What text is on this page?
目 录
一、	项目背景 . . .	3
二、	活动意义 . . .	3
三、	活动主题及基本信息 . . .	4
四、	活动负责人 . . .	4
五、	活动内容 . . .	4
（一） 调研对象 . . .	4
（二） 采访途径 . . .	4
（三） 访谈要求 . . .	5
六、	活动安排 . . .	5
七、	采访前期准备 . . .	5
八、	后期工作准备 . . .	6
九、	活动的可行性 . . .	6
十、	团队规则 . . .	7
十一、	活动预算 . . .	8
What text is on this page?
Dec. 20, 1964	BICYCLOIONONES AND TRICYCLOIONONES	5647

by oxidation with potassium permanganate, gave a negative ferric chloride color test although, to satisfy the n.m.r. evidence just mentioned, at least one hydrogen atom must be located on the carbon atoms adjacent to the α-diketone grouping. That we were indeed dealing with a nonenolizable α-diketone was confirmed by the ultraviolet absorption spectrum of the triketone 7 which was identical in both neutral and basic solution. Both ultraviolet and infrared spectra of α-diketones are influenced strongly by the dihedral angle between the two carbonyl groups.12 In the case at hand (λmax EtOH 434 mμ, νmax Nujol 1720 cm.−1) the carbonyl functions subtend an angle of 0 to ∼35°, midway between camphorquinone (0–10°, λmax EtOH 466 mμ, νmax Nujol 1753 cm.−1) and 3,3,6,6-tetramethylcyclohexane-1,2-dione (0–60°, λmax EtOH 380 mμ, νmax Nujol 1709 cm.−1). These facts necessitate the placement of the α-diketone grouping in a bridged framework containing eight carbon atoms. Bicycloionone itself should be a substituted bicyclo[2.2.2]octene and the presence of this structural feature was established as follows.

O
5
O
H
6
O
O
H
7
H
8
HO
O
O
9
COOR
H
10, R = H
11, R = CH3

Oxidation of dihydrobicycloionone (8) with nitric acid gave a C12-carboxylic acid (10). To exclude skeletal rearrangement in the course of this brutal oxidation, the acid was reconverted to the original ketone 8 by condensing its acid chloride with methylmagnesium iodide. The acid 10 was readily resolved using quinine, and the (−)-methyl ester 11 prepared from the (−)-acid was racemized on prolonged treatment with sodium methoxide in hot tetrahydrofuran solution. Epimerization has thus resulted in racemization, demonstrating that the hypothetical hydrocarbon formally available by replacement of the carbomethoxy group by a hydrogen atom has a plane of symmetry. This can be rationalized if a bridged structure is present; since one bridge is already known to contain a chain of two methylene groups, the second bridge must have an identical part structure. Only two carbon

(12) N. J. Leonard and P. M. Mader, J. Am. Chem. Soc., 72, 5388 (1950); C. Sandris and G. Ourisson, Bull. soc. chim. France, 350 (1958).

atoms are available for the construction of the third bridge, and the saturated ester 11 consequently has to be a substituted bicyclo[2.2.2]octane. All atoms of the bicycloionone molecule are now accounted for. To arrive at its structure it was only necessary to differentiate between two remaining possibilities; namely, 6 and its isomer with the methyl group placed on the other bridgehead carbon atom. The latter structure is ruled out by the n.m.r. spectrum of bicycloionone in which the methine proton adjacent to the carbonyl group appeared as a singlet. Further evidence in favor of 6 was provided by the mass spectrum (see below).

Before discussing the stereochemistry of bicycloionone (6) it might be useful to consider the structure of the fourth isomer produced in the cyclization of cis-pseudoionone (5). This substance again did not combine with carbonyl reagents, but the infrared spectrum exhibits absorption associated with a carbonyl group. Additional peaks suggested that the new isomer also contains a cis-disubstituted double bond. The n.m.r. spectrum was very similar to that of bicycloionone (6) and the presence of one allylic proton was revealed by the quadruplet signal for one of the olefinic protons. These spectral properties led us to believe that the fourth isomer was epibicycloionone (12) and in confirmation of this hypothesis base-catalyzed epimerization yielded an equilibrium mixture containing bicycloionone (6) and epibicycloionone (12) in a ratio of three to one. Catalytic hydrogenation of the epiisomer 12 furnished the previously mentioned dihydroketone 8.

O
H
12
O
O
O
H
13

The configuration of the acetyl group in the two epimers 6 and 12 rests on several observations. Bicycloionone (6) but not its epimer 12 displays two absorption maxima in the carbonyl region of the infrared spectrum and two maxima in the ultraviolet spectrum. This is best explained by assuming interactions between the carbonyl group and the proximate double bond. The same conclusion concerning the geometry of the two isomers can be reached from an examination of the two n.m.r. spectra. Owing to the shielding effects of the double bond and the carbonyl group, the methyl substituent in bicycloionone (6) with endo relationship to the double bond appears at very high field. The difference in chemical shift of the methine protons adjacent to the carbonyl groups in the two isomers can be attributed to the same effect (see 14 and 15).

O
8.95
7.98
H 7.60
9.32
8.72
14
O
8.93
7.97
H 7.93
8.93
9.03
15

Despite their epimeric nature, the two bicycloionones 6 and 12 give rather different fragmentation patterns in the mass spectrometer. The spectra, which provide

» **Exercise requirements**
Which lines contain "presence"? Copy each of them out.

» **Reply to the task**
by oxidation with potassium permanganate, gave a negative ferric chloride color test although, to satisfy the n.m.r. evidence just mentioned, at least one hydrogen atom must be located on the carbon atoms adjacent to the α-diketone grouping. That we were indeed dealing with a nonenolizable α-diketone was confirmed by the ultraviolet absorption spectrum of the triketone 7 which was identical in both neutral and basic solution. Both ultraviolet and infrared spectra of α-diketones are influenced strongly by the dihedral angle between the two carbonyl groups.12 In the case at hand (λmax EtOH 434 mμ, νmax Nujol 1720 cm.−1) the carbonyl functions subtend an angle of 0 to ∼35°, midway between camphorquinone (0–10°, λmax EtOH 466 mμ, νmax Nujol 1753 cm.−1) and 3,3,6,6-tetramethylcyclohexane-1,2-dione (0–60°, λmax EtOH 380 mμ, νmax Nujol 1709 cm.−1). These facts necessitate the placement of the α-diketone grouping in a bridged framework containing eight carbon atoms. Bicycloionone itself should be a substituted bicyclo[2.2.2]octene and the presence of this structural feature was established as follows.
Before discussing the stereochemistry of bicycloionone (6) it might be useful to consider the structure of the fourth isomer produced in the cyclization of cis-pseudoionone (5). This substance again did not combine with carbonyl reagents, but the infrared spectrum exhibits absorption associated with a carbonyl group. Additional peaks suggested that the new isomer also contains a cis-disubstituted double bond. The n.m.r. spectrum was very similar to that of bicycloionone (6) and the presence of one allylic proton was revealed by the quadruplet signal for one of the olefinic protons. These spectral properties led us to believe that the fourth isomer was epibicycloionone (12) and in confirmation of this hypothesis base-catalyzed epimerization yielded an equilibrium mixture containing bicycloionone (6) and epibicycloionone (12) in a ratio of three to one. Catalytic hydrogenation of the epiisomer 12 furnished the previously mentioned dihydroketone 8.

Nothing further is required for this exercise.